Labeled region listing
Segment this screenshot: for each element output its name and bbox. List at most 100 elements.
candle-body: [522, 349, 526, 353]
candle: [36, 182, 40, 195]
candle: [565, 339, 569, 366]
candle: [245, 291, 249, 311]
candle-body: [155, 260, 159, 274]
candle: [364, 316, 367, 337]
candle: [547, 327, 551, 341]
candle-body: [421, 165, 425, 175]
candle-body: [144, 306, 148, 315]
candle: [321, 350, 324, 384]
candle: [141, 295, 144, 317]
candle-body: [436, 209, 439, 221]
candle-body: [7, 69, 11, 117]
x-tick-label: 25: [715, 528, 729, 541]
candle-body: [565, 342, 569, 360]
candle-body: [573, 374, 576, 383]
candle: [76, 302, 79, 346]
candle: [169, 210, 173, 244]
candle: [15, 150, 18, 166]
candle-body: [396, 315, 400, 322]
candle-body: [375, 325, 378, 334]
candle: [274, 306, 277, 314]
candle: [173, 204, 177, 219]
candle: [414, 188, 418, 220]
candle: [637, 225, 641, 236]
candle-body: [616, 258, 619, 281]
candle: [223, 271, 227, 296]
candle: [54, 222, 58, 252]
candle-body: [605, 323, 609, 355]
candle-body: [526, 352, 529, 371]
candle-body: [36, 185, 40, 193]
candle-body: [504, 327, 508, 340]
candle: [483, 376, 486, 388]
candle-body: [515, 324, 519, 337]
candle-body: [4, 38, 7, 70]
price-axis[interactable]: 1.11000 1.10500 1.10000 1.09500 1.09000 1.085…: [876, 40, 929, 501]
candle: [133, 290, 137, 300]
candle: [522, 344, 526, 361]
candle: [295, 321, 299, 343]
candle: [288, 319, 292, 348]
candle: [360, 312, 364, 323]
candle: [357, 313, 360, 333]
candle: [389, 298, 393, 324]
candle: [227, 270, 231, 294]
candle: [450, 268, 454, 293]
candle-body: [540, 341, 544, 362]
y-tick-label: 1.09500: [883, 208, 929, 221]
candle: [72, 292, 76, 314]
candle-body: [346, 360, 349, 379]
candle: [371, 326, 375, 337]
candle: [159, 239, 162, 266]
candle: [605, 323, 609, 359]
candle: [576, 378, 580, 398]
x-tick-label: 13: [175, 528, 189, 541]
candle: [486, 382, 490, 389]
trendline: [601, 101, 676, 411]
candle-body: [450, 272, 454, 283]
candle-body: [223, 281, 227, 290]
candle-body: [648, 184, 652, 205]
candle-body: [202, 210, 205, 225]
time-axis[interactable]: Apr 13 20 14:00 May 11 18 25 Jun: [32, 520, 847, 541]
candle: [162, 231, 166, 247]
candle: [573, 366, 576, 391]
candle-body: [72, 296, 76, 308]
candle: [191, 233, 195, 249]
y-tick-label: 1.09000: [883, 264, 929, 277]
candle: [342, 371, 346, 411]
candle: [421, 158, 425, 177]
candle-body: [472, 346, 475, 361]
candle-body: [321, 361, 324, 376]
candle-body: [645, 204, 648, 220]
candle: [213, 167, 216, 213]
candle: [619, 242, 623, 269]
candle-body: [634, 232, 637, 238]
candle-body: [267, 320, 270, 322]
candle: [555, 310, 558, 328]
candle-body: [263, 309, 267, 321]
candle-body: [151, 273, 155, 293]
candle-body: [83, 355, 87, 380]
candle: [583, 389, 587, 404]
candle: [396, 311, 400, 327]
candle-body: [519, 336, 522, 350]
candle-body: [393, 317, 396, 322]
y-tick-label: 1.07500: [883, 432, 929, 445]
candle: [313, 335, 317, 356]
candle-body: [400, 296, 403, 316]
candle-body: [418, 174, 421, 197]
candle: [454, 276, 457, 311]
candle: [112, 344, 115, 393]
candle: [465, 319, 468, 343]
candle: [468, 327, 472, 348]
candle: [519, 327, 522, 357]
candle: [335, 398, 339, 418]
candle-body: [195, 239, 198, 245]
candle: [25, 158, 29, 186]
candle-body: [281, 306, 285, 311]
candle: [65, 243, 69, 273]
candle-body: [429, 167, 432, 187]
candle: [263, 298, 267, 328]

- _What to work on_
Reproduce every line of the listing above, unchanged.

- _Reply_
Segment this screenshot: for each element output its name and bbox. List at most 100 elements.
candle-body: [522, 349, 526, 353]
candle: [36, 182, 40, 195]
candle: [565, 339, 569, 366]
candle: [245, 291, 249, 311]
candle-body: [155, 260, 159, 274]
candle: [364, 316, 367, 337]
candle: [547, 327, 551, 341]
candle-body: [421, 165, 425, 175]
candle-body: [144, 306, 148, 315]
candle: [321, 350, 324, 384]
candle: [141, 295, 144, 317]
candle-body: [436, 209, 439, 221]
candle-body: [7, 69, 11, 117]
x-tick-label: 25: [715, 528, 729, 541]
candle-body: [565, 342, 569, 360]
candle-body: [573, 374, 576, 383]
candle: [76, 302, 79, 346]
candle: [169, 210, 173, 244]
candle: [15, 150, 18, 166]
candle-body: [396, 315, 400, 322]
candle-body: [375, 325, 378, 334]
candle: [274, 306, 277, 314]
candle: [173, 204, 177, 219]
candle: [414, 188, 418, 220]
candle: [637, 225, 641, 236]
candle-body: [616, 258, 619, 281]
candle: [223, 271, 227, 296]
candle: [54, 222, 58, 252]
candle-body: [605, 323, 609, 355]
candle-body: [526, 352, 529, 371]
candle-body: [36, 185, 40, 193]
candle-body: [504, 327, 508, 340]
candle: [483, 376, 486, 388]
candle-body: [515, 324, 519, 337]
candle-body: [4, 38, 7, 70]
price-axis[interactable]: 1.11000 1.10500 1.10000 1.09500 1.09000 1.085…: [876, 40, 929, 501]
candle: [133, 290, 137, 300]
candle: [522, 344, 526, 361]
candle: [295, 321, 299, 343]
candle: [288, 319, 292, 348]
candle: [360, 312, 364, 323]
candle: [357, 313, 360, 333]
candle: [389, 298, 393, 324]
candle: [227, 270, 231, 294]
candle: [450, 268, 454, 293]
candle-body: [540, 341, 544, 362]
y-tick-label: 1.09500: [883, 208, 929, 221]
candle: [72, 292, 76, 314]
candle-body: [346, 360, 349, 379]
candle: [371, 326, 375, 337]
candle: [159, 239, 162, 266]
candle: [605, 323, 609, 359]
candle: [576, 378, 580, 398]
x-tick-label: 13: [175, 528, 189, 541]
candle: [486, 382, 490, 389]
trendline: [601, 101, 676, 411]
candle-body: [450, 272, 454, 283]
candle-body: [223, 281, 227, 290]
candle-body: [648, 184, 652, 205]
candle-body: [202, 210, 205, 225]
time-axis[interactable]: Apr 13 20 14:00 May 11 18 25 Jun: [32, 520, 847, 541]
candle: [162, 231, 166, 247]
candle: [573, 366, 576, 391]
candle-body: [72, 296, 76, 308]
candle: [191, 233, 195, 249]
y-tick-label: 1.09000: [883, 264, 929, 277]
candle: [342, 371, 346, 411]
candle: [421, 158, 425, 177]
candle-body: [472, 346, 475, 361]
candle-body: [321, 361, 324, 376]
candle-body: [645, 204, 648, 220]
candle: [213, 167, 216, 213]
candle: [619, 242, 623, 269]
candle-body: [634, 232, 637, 238]
candle-body: [267, 320, 270, 322]
candle: [555, 310, 558, 328]
candle-body: [263, 309, 267, 321]
candle-body: [151, 273, 155, 293]
candle-body: [83, 355, 87, 380]
candle: [583, 389, 587, 404]
candle: [396, 311, 400, 327]
candle-body: [519, 336, 522, 350]
candle-body: [393, 317, 396, 322]
y-tick-label: 1.07500: [883, 432, 929, 445]
candle: [313, 335, 317, 356]
candle-body: [400, 296, 403, 316]
candle-body: [418, 174, 421, 197]
candle: [454, 276, 457, 311]
candle: [112, 344, 115, 393]
candle: [465, 319, 468, 343]
candle: [468, 327, 472, 348]
candle: [519, 327, 522, 357]
candle: [335, 398, 339, 418]
candle-body: [195, 239, 198, 245]
candle: [25, 158, 29, 186]
candle-body: [281, 306, 285, 311]
candle: [65, 243, 69, 273]
candle-body: [429, 167, 432, 187]
candle: [263, 298, 267, 328]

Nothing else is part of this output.